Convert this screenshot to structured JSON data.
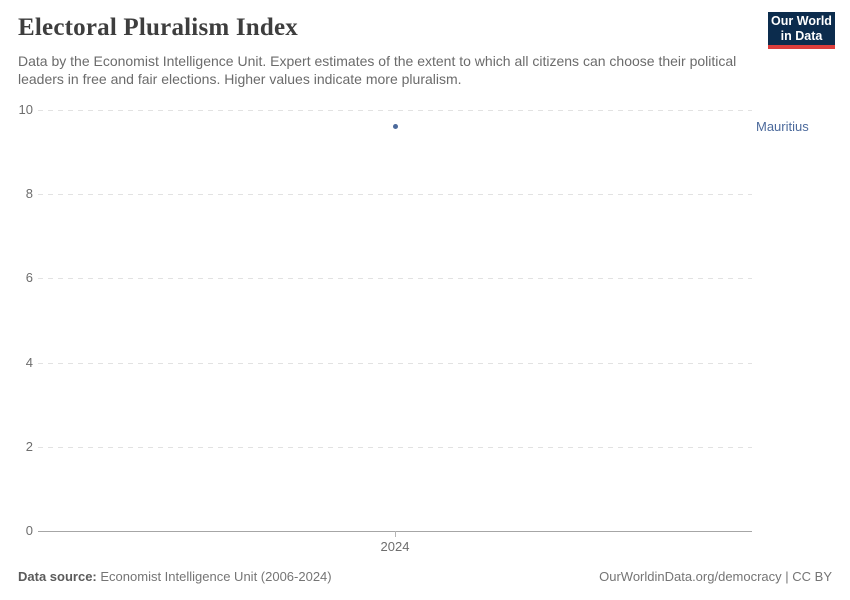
{
  "header": {
    "title": "Electoral Pluralism Index",
    "subtitle": "Data by the Economist Intelligence Unit. Expert estimates of the extent to which all citizens can choose their political leaders in free and fair elections. Higher values indicate more pluralism.",
    "logo_line1": "Our World",
    "logo_line2": "in Data",
    "logo_bg_color": "#0c2c4d",
    "logo_accent_color": "#dc3e3c"
  },
  "chart_data": {
    "type": "scatter",
    "title": "Electoral Pluralism Index",
    "series": [
      {
        "name": "Mauritius",
        "x": [
          2024
        ],
        "y": [
          9.6
        ],
        "color": "#4c6a9c"
      }
    ],
    "xticks": [
      "2024"
    ],
    "yticks": [
      0,
      2,
      4,
      6,
      8,
      10
    ],
    "ylim": [
      0,
      10
    ],
    "xlabel": "",
    "ylabel": "",
    "grid": "dashed-horizontal",
    "legend_position": "right-of-point",
    "entity_label": "Mauritius",
    "entity_label_color": "#4c6a9c"
  },
  "footer": {
    "source_label": "Data source:",
    "source_value": "Economist Intelligence Unit (2006-2024)",
    "right": "OurWorldinData.org/democracy | CC BY"
  }
}
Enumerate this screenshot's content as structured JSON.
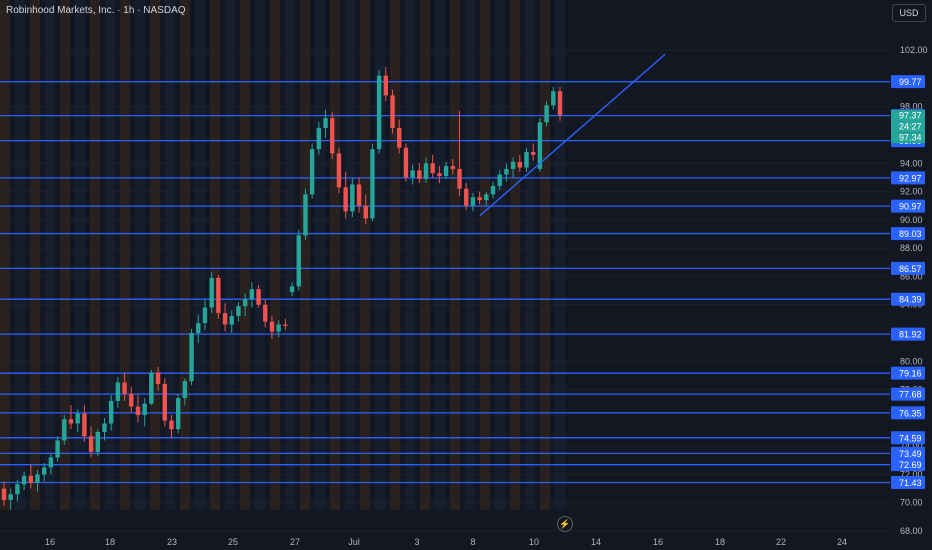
{
  "header": {
    "title": "Robinhood Markets, Inc. · 1h · NASDAQ",
    "currency": "USD"
  },
  "icons": {
    "bolt": "lightning-bolt-icon"
  },
  "colors": {
    "background": "#131722",
    "up": "#26a69a",
    "down": "#ef5350",
    "hline": "#2962ff",
    "badge": "#2962ff",
    "current": "#26a69a",
    "session_orange": "#3a2a1a",
    "session_blue": "#1a2438"
  },
  "chart_data": {
    "type": "candlestick",
    "ylim": [
      68,
      103
    ],
    "price_ticks": [
      "102.00",
      "98.00",
      "94.00",
      "92.00",
      "90.00",
      "88.00",
      "86.00",
      "84.00",
      "80.00",
      "78.00",
      "74.00",
      "72.00",
      "70.00",
      "68.00"
    ],
    "x_labels": [
      "16",
      "18",
      "23",
      "25",
      "27",
      "Jul",
      "3",
      "8",
      "10",
      "14",
      "16",
      "18",
      "22",
      "24"
    ],
    "horizontal_levels": [
      "99.77",
      "97.37",
      "95.60",
      "92.97",
      "90.97",
      "89.03",
      "86.57",
      "84.39",
      "81.92",
      "79.16",
      "77.68",
      "76.35",
      "74.59",
      "73.49",
      "72.69",
      "71.43"
    ],
    "current_price_badges": [
      "97.37",
      "24:27",
      "97.34"
    ],
    "trendline": {
      "from": [
        480,
        90.3
      ],
      "to": [
        665,
        101.7
      ]
    },
    "candles": [
      [
        71.0,
        71.5,
        69.8,
        70.2
      ],
      [
        70.2,
        71.0,
        69.5,
        70.6
      ],
      [
        70.6,
        71.6,
        70.1,
        71.3
      ],
      [
        71.3,
        72.2,
        70.9,
        71.9
      ],
      [
        71.9,
        72.7,
        71.0,
        71.4
      ],
      [
        71.4,
        72.3,
        70.8,
        72.0
      ],
      [
        72.0,
        72.8,
        71.5,
        72.5
      ],
      [
        72.5,
        73.5,
        72.0,
        73.2
      ],
      [
        73.2,
        74.7,
        72.9,
        74.4
      ],
      [
        74.4,
        76.2,
        74.1,
        75.9
      ],
      [
        75.9,
        76.9,
        75.2,
        75.6
      ],
      [
        75.6,
        76.6,
        75.0,
        76.3
      ],
      [
        76.3,
        76.9,
        74.3,
        74.7
      ],
      [
        74.7,
        75.4,
        73.2,
        73.6
      ],
      [
        73.6,
        75.2,
        73.3,
        75.0
      ],
      [
        75.0,
        76.0,
        74.4,
        75.6
      ],
      [
        75.6,
        77.6,
        75.1,
        77.2
      ],
      [
        77.2,
        78.9,
        76.7,
        78.5
      ],
      [
        78.5,
        79.2,
        77.2,
        77.7
      ],
      [
        77.7,
        78.2,
        76.4,
        76.8
      ],
      [
        76.8,
        77.6,
        75.7,
        76.2
      ],
      [
        76.2,
        77.4,
        75.4,
        77.0
      ],
      [
        77.0,
        79.4,
        76.9,
        79.2
      ],
      [
        79.2,
        79.6,
        77.9,
        78.4
      ],
      [
        78.4,
        78.8,
        75.4,
        75.8
      ],
      [
        75.8,
        76.2,
        74.6,
        75.2
      ],
      [
        75.2,
        77.7,
        74.9,
        77.4
      ],
      [
        77.4,
        78.8,
        76.9,
        78.6
      ],
      [
        78.6,
        82.3,
        78.3,
        82.0
      ],
      [
        82.0,
        83.3,
        81.3,
        82.7
      ],
      [
        82.7,
        84.4,
        82.2,
        83.8
      ],
      [
        83.8,
        86.3,
        83.4,
        85.9
      ],
      [
        85.9,
        86.1,
        83.0,
        83.4
      ],
      [
        83.4,
        84.1,
        82.1,
        82.6
      ],
      [
        82.6,
        83.6,
        82.0,
        83.2
      ],
      [
        83.2,
        84.2,
        82.8,
        83.9
      ],
      [
        83.9,
        84.8,
        83.2,
        84.4
      ],
      [
        84.4,
        85.6,
        83.8,
        85.1
      ],
      [
        85.1,
        85.4,
        83.8,
        84.0
      ],
      [
        84.0,
        84.4,
        82.4,
        82.8
      ],
      [
        82.8,
        83.2,
        81.6,
        82.1
      ],
      [
        82.1,
        82.9,
        81.7,
        82.6
      ],
      [
        82.6,
        83.0,
        82.2,
        82.5
      ],
      [
        84.9,
        85.6,
        84.6,
        85.3
      ],
      [
        85.3,
        89.3,
        85.0,
        88.9
      ],
      [
        88.9,
        92.2,
        88.6,
        91.8
      ],
      [
        91.8,
        95.4,
        91.5,
        95.0
      ],
      [
        95.0,
        96.9,
        94.6,
        96.5
      ],
      [
        96.5,
        97.8,
        95.8,
        97.2
      ],
      [
        97.2,
        97.6,
        94.3,
        94.7
      ],
      [
        94.7,
        95.1,
        91.9,
        92.3
      ],
      [
        92.3,
        93.4,
        90.1,
        90.6
      ],
      [
        90.6,
        93.0,
        90.2,
        92.5
      ],
      [
        92.5,
        93.0,
        90.5,
        91.0
      ],
      [
        91.0,
        91.8,
        89.7,
        90.1
      ],
      [
        90.1,
        95.4,
        89.9,
        95.0
      ],
      [
        95.0,
        100.6,
        94.7,
        100.2
      ],
      [
        100.2,
        100.8,
        98.4,
        98.8
      ],
      [
        98.8,
        99.2,
        96.1,
        96.5
      ],
      [
        96.5,
        97.1,
        94.7,
        95.1
      ],
      [
        95.1,
        95.4,
        92.7,
        93.0
      ],
      [
        93.0,
        93.9,
        92.5,
        93.5
      ],
      [
        93.5,
        94.0,
        92.6,
        92.9
      ],
      [
        92.9,
        94.4,
        92.6,
        94.0
      ],
      [
        94.0,
        94.6,
        93.0,
        93.3
      ],
      [
        93.3,
        93.8,
        92.6,
        93.1
      ],
      [
        93.1,
        94.1,
        92.9,
        93.8
      ],
      [
        93.8,
        94.3,
        93.2,
        93.6
      ],
      [
        93.6,
        97.7,
        91.7,
        92.2
      ],
      [
        92.2,
        92.6,
        90.7,
        91.0
      ],
      [
        91.0,
        91.9,
        90.6,
        91.6
      ],
      [
        91.6,
        92.0,
        91.1,
        91.4
      ],
      [
        91.4,
        92.0,
        91.0,
        91.8
      ],
      [
        91.8,
        92.7,
        91.5,
        92.4
      ],
      [
        92.4,
        93.5,
        92.1,
        93.2
      ],
      [
        93.2,
        94.0,
        92.7,
        93.6
      ],
      [
        93.6,
        94.4,
        93.0,
        94.1
      ],
      [
        94.1,
        94.6,
        93.4,
        93.7
      ],
      [
        93.7,
        95.1,
        93.4,
        94.8
      ],
      [
        94.8,
        95.4,
        94.2,
        94.6
      ],
      [
        93.6,
        97.2,
        93.4,
        96.9
      ],
      [
        96.9,
        98.4,
        96.6,
        98.1
      ],
      [
        98.1,
        99.4,
        97.8,
        99.1
      ],
      [
        99.1,
        99.4,
        97.0,
        97.4
      ]
    ]
  }
}
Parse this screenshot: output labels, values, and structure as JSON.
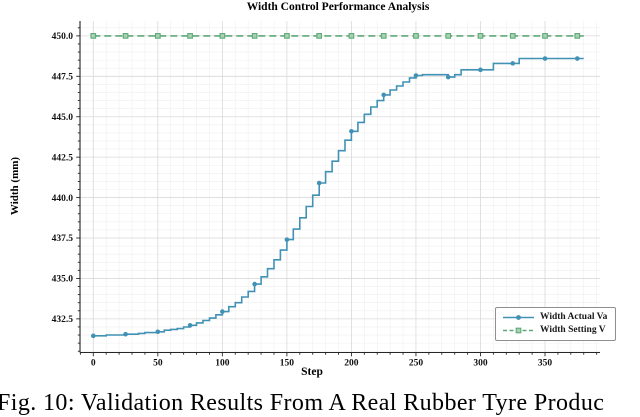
{
  "figure": {
    "caption": "Fig. 10: Validation Results From A Real Rubber Tyre Produc"
  },
  "style_colors": {
    "grid_major": "#d9d9d9",
    "grid_minor": "#efefef",
    "spine": "#262626",
    "tick_text": "#111111",
    "legend_border": "#8f8f8f"
  },
  "chart_data": {
    "type": "line",
    "title": "Width Control Performance Analysis",
    "xlabel": "Step",
    "ylabel": "Width (mm)",
    "xlim": [
      -10.3,
      392.6
    ],
    "ylim": [
      430.42,
      450.92
    ],
    "xticks": [
      0,
      50,
      100,
      150,
      200,
      250,
      300,
      350
    ],
    "xtick_labels": [
      "0",
      "50",
      "100",
      "150",
      "200",
      "250",
      "300",
      "350"
    ],
    "yticks": [
      432.5,
      435.0,
      437.5,
      440.0,
      442.5,
      445.0,
      447.5,
      450.0
    ],
    "ytick_labels": [
      "432.5",
      "435.0",
      "437.5",
      "440.0",
      "442.5",
      "445.0",
      "447.5",
      "450.0"
    ],
    "minor_x_step": 10,
    "minor_y_step": 0.5,
    "grid": true,
    "legend_position": "lower right",
    "series": [
      {
        "name": "Width Actual Va",
        "color": "#4191b5",
        "line_style": "solid",
        "marker": "circle",
        "interpolation": "step-after",
        "marker_xs": [
          0,
          25,
          50,
          75,
          100,
          125,
          150,
          175,
          200,
          225,
          250,
          275,
          300,
          325,
          350,
          375
        ],
        "points": [
          [
            0,
            431.45
          ],
          [
            5,
            431.45
          ],
          [
            10,
            431.5
          ],
          [
            15,
            431.5
          ],
          [
            20,
            431.5
          ],
          [
            25,
            431.55
          ],
          [
            30,
            431.55
          ],
          [
            35,
            431.6
          ],
          [
            40,
            431.65
          ],
          [
            45,
            431.65
          ],
          [
            50,
            431.7
          ],
          [
            55,
            431.8
          ],
          [
            60,
            431.85
          ],
          [
            65,
            431.9
          ],
          [
            70,
            432.0
          ],
          [
            75,
            432.1
          ],
          [
            80,
            432.25
          ],
          [
            85,
            432.4
          ],
          [
            90,
            432.55
          ],
          [
            95,
            432.75
          ],
          [
            100,
            432.95
          ],
          [
            105,
            433.25
          ],
          [
            110,
            433.5
          ],
          [
            115,
            433.85
          ],
          [
            120,
            434.2
          ],
          [
            125,
            434.65
          ],
          [
            130,
            435.1
          ],
          [
            135,
            435.6
          ],
          [
            140,
            436.15
          ],
          [
            145,
            436.75
          ],
          [
            150,
            437.4
          ],
          [
            155,
            438.05
          ],
          [
            160,
            438.75
          ],
          [
            165,
            439.45
          ],
          [
            170,
            440.15
          ],
          [
            175,
            440.9
          ],
          [
            180,
            441.6
          ],
          [
            185,
            442.25
          ],
          [
            190,
            442.9
          ],
          [
            195,
            443.55
          ],
          [
            200,
            444.1
          ],
          [
            205,
            444.65
          ],
          [
            210,
            445.15
          ],
          [
            215,
            445.6
          ],
          [
            220,
            446.0
          ],
          [
            225,
            446.35
          ],
          [
            230,
            446.65
          ],
          [
            235,
            446.9
          ],
          [
            240,
            447.15
          ],
          [
            245,
            447.4
          ],
          [
            250,
            447.55
          ],
          [
            255,
            447.6
          ],
          [
            260,
            447.6
          ],
          [
            265,
            447.6
          ],
          [
            270,
            447.6
          ],
          [
            275,
            447.45
          ],
          [
            280,
            447.6
          ],
          [
            285,
            447.9
          ],
          [
            290,
            447.9
          ],
          [
            295,
            447.9
          ],
          [
            300,
            447.9
          ],
          [
            305,
            447.9
          ],
          [
            310,
            448.3
          ],
          [
            315,
            448.3
          ],
          [
            320,
            448.3
          ],
          [
            325,
            448.3
          ],
          [
            330,
            448.6
          ],
          [
            335,
            448.6
          ],
          [
            340,
            448.6
          ],
          [
            345,
            448.6
          ],
          [
            350,
            448.6
          ],
          [
            355,
            448.6
          ],
          [
            360,
            448.6
          ],
          [
            365,
            448.6
          ],
          [
            370,
            448.6
          ],
          [
            375,
            448.6
          ],
          [
            380,
            448.6
          ]
        ]
      },
      {
        "name": "Width Setting V",
        "color": "#5fa878",
        "marker_fill": "#a8d3b3",
        "line_style": "dashed",
        "marker": "square",
        "interpolation": "linear",
        "marker_xs": [
          0,
          25,
          50,
          75,
          100,
          125,
          150,
          175,
          200,
          225,
          250,
          275,
          300,
          325,
          350,
          375
        ],
        "points": [
          [
            0,
            450.0
          ],
          [
            380,
            450.0
          ]
        ]
      }
    ]
  }
}
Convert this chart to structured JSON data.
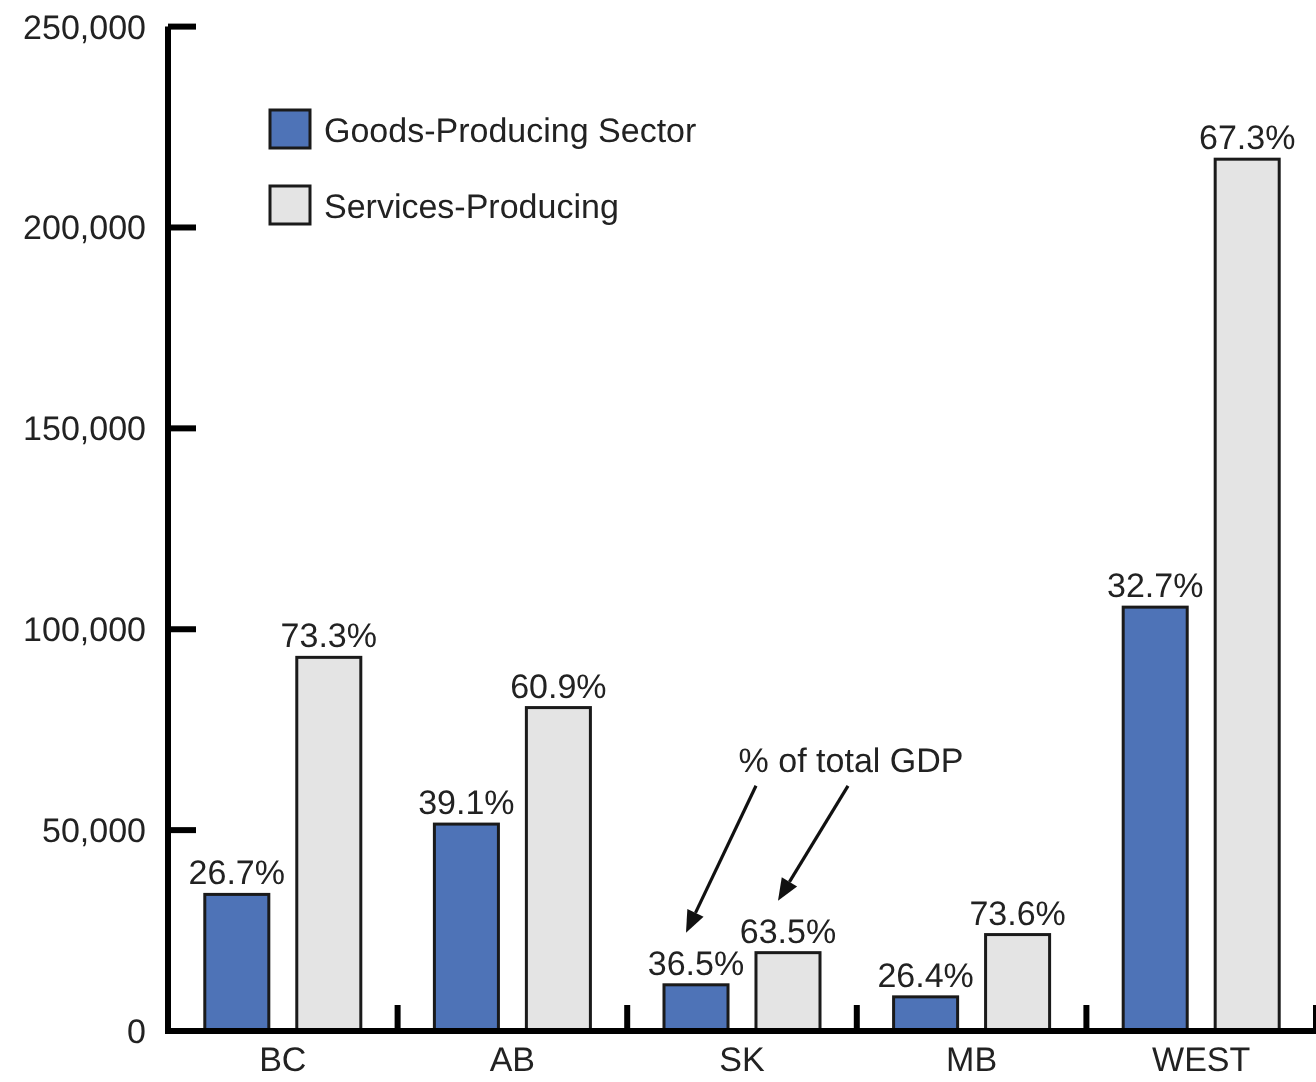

------------------------------------------------

## Problem:
Work out how many lines in the records above contain the word "interpolation", and give only that number.

## Solution for this problem:
2